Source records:
***
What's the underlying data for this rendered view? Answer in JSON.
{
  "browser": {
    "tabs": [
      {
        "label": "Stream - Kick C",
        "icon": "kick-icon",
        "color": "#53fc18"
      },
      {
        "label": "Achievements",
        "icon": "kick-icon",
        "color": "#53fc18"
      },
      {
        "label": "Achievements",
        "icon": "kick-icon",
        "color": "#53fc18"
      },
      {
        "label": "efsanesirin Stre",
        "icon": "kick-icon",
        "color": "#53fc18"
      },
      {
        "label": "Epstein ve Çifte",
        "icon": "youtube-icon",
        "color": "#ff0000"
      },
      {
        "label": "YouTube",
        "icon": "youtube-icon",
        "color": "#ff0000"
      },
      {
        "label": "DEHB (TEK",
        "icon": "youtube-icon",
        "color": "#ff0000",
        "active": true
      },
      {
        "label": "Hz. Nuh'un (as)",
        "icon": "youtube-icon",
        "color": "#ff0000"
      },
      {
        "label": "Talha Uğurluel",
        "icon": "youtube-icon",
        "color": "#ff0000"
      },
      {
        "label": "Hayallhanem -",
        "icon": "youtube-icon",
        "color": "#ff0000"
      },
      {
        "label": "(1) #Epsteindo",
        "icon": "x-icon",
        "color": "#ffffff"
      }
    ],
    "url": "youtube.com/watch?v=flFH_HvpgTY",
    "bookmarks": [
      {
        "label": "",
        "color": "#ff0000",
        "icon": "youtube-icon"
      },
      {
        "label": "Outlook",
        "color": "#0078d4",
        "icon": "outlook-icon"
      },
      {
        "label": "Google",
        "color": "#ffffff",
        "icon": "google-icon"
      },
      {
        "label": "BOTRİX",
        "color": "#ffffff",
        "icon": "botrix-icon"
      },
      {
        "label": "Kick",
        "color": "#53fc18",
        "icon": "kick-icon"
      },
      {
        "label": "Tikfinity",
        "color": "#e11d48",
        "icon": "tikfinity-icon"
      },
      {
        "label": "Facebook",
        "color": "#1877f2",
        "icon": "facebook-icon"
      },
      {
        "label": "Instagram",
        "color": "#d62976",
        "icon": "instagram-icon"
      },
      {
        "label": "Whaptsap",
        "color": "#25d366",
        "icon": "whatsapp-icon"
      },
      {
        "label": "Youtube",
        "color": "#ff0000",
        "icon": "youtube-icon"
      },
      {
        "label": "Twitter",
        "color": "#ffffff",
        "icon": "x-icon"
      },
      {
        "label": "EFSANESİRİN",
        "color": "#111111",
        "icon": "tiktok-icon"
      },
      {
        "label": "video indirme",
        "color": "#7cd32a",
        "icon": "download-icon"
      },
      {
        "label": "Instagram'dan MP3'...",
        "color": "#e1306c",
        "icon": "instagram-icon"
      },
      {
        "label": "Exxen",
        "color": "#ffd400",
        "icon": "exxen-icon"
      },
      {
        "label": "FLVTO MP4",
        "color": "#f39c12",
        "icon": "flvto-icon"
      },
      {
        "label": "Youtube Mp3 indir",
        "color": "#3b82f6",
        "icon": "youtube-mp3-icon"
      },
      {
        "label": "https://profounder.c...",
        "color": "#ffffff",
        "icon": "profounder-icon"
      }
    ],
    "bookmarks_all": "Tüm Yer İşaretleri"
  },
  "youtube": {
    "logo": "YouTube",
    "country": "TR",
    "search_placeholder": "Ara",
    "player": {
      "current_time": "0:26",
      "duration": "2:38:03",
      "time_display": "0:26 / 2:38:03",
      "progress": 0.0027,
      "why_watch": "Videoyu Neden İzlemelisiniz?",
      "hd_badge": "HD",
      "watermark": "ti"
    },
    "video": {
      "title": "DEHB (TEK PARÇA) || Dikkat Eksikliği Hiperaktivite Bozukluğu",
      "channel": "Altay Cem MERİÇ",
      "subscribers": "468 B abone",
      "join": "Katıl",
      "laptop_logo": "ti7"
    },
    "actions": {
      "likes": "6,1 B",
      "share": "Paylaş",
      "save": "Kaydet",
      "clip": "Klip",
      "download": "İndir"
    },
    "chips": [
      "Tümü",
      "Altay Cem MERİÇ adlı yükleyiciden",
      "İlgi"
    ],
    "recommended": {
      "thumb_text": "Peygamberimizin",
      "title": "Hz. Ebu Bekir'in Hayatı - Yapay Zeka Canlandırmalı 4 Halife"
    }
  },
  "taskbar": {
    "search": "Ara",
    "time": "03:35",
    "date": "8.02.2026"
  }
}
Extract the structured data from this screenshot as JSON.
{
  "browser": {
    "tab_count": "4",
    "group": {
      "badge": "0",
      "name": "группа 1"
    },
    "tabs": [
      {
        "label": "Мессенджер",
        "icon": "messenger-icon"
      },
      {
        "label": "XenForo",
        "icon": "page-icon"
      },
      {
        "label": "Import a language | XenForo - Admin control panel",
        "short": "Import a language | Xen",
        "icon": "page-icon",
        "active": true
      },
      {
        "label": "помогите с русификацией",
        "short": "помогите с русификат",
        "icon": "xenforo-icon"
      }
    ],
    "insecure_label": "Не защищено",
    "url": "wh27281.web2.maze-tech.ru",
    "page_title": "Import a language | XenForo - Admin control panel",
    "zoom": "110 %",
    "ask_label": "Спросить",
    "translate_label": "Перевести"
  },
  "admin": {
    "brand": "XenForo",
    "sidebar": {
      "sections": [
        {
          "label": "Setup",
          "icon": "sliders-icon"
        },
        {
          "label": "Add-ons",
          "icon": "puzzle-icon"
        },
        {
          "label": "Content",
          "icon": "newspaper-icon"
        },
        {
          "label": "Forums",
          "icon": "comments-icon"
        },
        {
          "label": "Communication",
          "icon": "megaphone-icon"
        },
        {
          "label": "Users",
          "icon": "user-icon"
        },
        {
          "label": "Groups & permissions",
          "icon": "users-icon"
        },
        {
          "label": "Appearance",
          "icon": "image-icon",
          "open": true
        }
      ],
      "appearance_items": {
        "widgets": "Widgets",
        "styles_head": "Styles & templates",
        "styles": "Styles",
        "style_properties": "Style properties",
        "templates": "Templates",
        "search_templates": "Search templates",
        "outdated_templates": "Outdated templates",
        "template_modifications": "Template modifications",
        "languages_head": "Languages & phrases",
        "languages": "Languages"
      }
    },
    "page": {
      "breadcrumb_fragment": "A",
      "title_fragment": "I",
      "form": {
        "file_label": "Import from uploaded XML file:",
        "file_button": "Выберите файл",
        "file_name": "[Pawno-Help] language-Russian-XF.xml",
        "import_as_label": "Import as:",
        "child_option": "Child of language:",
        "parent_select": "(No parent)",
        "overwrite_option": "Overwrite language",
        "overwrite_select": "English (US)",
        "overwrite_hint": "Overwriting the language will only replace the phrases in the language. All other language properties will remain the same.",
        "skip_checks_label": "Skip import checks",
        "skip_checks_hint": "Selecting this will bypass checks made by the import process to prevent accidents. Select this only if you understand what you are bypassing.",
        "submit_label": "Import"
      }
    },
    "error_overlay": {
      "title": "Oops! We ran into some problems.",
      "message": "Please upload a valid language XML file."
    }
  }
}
***
Make an exact copy of all the data.

What's the underlying data for this rendered view? Answer in JSON.
{
  "browser": {
    "tabs": [
      {
        "label": "Stream - Kick C",
        "icon": "kick-icon",
        "color": "#53fc18"
      },
      {
        "label": "Achievements",
        "icon": "kick-icon",
        "color": "#53fc18"
      },
      {
        "label": "Achievements",
        "icon": "kick-icon",
        "color": "#53fc18"
      },
      {
        "label": "efsanesirin Stre",
        "icon": "kick-icon",
        "color": "#53fc18"
      },
      {
        "label": "Epstein ve Çifte",
        "icon": "youtube-icon",
        "color": "#ff0000"
      },
      {
        "label": "YouTube",
        "icon": "youtube-icon",
        "color": "#ff0000"
      },
      {
        "label": "DEHB (TEK",
        "icon": "youtube-icon",
        "color": "#ff0000",
        "active": true
      },
      {
        "label": "Hz. Nuh'un (as)",
        "icon": "youtube-icon",
        "color": "#ff0000"
      },
      {
        "label": "Talha Uğurluel",
        "icon": "youtube-icon",
        "color": "#ff0000"
      },
      {
        "label": "Hayallhanem -",
        "icon": "youtube-icon",
        "color": "#ff0000"
      },
      {
        "label": "(1) #Epsteindo",
        "icon": "x-icon",
        "color": "#ffffff"
      }
    ],
    "url": "youtube.com/watch?v=flFH_HvpgTY",
    "bookmarks": [
      {
        "label": "",
        "color": "#ff0000",
        "icon": "youtube-icon"
      },
      {
        "label": "Outlook",
        "color": "#0078d4",
        "icon": "outlook-icon"
      },
      {
        "label": "Google",
        "color": "#ffffff",
        "icon": "google-icon"
      },
      {
        "label": "BOTRİX",
        "color": "#ffffff",
        "icon": "botrix-icon"
      },
      {
        "label": "Kick",
        "color": "#53fc18",
        "icon": "kick-icon"
      },
      {
        "label": "Tikfinity",
        "color": "#e11d48",
        "icon": "tikfinity-icon"
      },
      {
        "label": "Facebook",
        "color": "#1877f2",
        "icon": "facebook-icon"
      },
      {
        "label": "Instagram",
        "color": "#d62976",
        "icon": "instagram-icon"
      },
      {
        "label": "Whaptsap",
        "color": "#25d366",
        "icon": "whatsapp-icon"
      },
      {
        "label": "Youtube",
        "color": "#ff0000",
        "icon": "youtube-icon"
      },
      {
        "label": "Twitter",
        "color": "#ffffff",
        "icon": "x-icon"
      },
      {
        "label": "EFSANESİRİN",
        "color": "#111111",
        "icon": "tiktok-icon"
      },
      {
        "label": "video indirme",
        "color": "#7cd32a",
        "icon": "download-icon"
      },
      {
        "label": "Instagram'dan MP3'...",
        "color": "#e1306c",
        "icon": "instagram-icon"
      },
      {
        "label": "Exxen",
        "color": "#ffd400",
        "icon": "exxen-icon"
      },
      {
        "label": "FLVTO MP4",
        "color": "#f39c12",
        "icon": "flvto-icon"
      },
      {
        "label": "Youtube Mp3 indir",
        "color": "#3b82f6",
        "icon": "youtube-mp3-icon"
      },
      {
        "label": "https://profounder.c...",
        "color": "#ffffff",
        "icon": "profounder-icon"
      }
    ],
    "bookmarks_all": "Tüm Yer İşaretleri"
  },
  "youtube": {
    "logo": "YouTube",
    "country": "TR",
    "search_placeholder": "Ara",
    "player": {
      "current_time": "0:26",
      "duration": "2:38:03",
      "time_display": "0:26 / 2:38:03",
      "progress": 0.0027,
      "why_watch": "Videoyu Neden İzlemelisiniz?",
      "hd_badge": "HD",
      "watermark": "ti"
    },
    "video": {
      "title": "DEHB (TEK PARÇA) || Dikkat Eksikliği Hiperaktivite Bozukluğu",
      "channel": "Altay Cem MERİÇ",
      "subscribers": "468 B abone",
      "join": "Katıl",
      "laptop_logo": "ti7"
    },
    "actions": {
      "likes": "6,1 B",
      "share": "Paylaş",
      "save": "Kaydet",
      "clip": "Klip",
      "download": "İndir"
    },
    "chips": [
      "Tümü",
      "Altay Cem MERİÇ adlı yükleyiciden",
      "İlgi"
    ],
    "recommended": {
      "thumb_text": "Peygamberimizin",
      "title": "Hz. Ebu Bekir'in Hayatı - Yapay Zeka Canlandırmalı 4 Halife"
    }
  },
  "taskbar": {
    "search": "Ara",
    "time": "03:35",
    "date": "8.02.2026"
  }
}
Extract the structured data from this screenshot as JSON.
{
  "browser": {
    "tab_count": "4",
    "group": {
      "badge": "0",
      "name": "группа 1"
    },
    "tabs": [
      {
        "label": "Мессенджер",
        "icon": "messenger-icon"
      },
      {
        "label": "XenForo",
        "icon": "page-icon"
      },
      {
        "label": "Import a language | XenForo - Admin control panel",
        "short": "Import a language | Xen",
        "icon": "page-icon",
        "active": true
      },
      {
        "label": "помогите с русификацией",
        "short": "помогите с русификат",
        "icon": "xenforo-icon"
      }
    ],
    "insecure_label": "Не защищено",
    "url": "wh27281.web2.maze-tech.ru",
    "page_title": "Import a language | XenForo - Admin control panel",
    "zoom": "110 %",
    "ask_label": "Спросить",
    "translate_label": "Перевести"
  },
  "admin": {
    "brand": "XenForo",
    "sidebar": {
      "sections": [
        {
          "label": "Setup",
          "icon": "sliders-icon"
        },
        {
          "label": "Add-ons",
          "icon": "puzzle-icon"
        },
        {
          "label": "Content",
          "icon": "newspaper-icon"
        },
        {
          "label": "Forums",
          "icon": "comments-icon"
        },
        {
          "label": "Communication",
          "icon": "megaphone-icon"
        },
        {
          "label": "Users",
          "icon": "user-icon"
        },
        {
          "label": "Groups & permissions",
          "icon": "users-icon"
        },
        {
          "label": "Appearance",
          "icon": "image-icon",
          "open": true
        }
      ],
      "appearance_items": {
        "widgets": "Widgets",
        "styles_head": "Styles & templates",
        "styles": "Styles",
        "style_properties": "Style properties",
        "templates": "Templates",
        "search_templates": "Search templates",
        "outdated_templates": "Outdated templates",
        "template_modifications": "Template modifications",
        "languages_head": "Languages & phrases",
        "languages": "Languages"
      }
    },
    "page": {
      "breadcrumb_fragment": "A",
      "title_fragment": "I",
      "form": {
        "file_label": "Import from uploaded XML file:",
        "file_button": "Выберите файл",
        "file_name": "[Pawno-Help] language-Russian-XF.xml",
        "import_as_label": "Import as:",
        "child_option": "Child of language:",
        "parent_select": "(No parent)",
        "overwrite_option": "Overwrite language",
        "overwrite_select": "English (US)",
        "overwrite_hint": "Overwriting the language will only replace the phrases in the language. All other language properties will remain the same.",
        "skip_checks_label": "Skip import checks",
        "skip_checks_hint": "Selecting this will bypass checks made by the import process to prevent accidents. Select this only if you understand what you are bypassing.",
        "submit_label": "Import"
      }
    },
    "error_overlay": {
      "title": "Oops! We ran into some problems.",
      "message": "Please upload a valid language XML file."
    }
  }
}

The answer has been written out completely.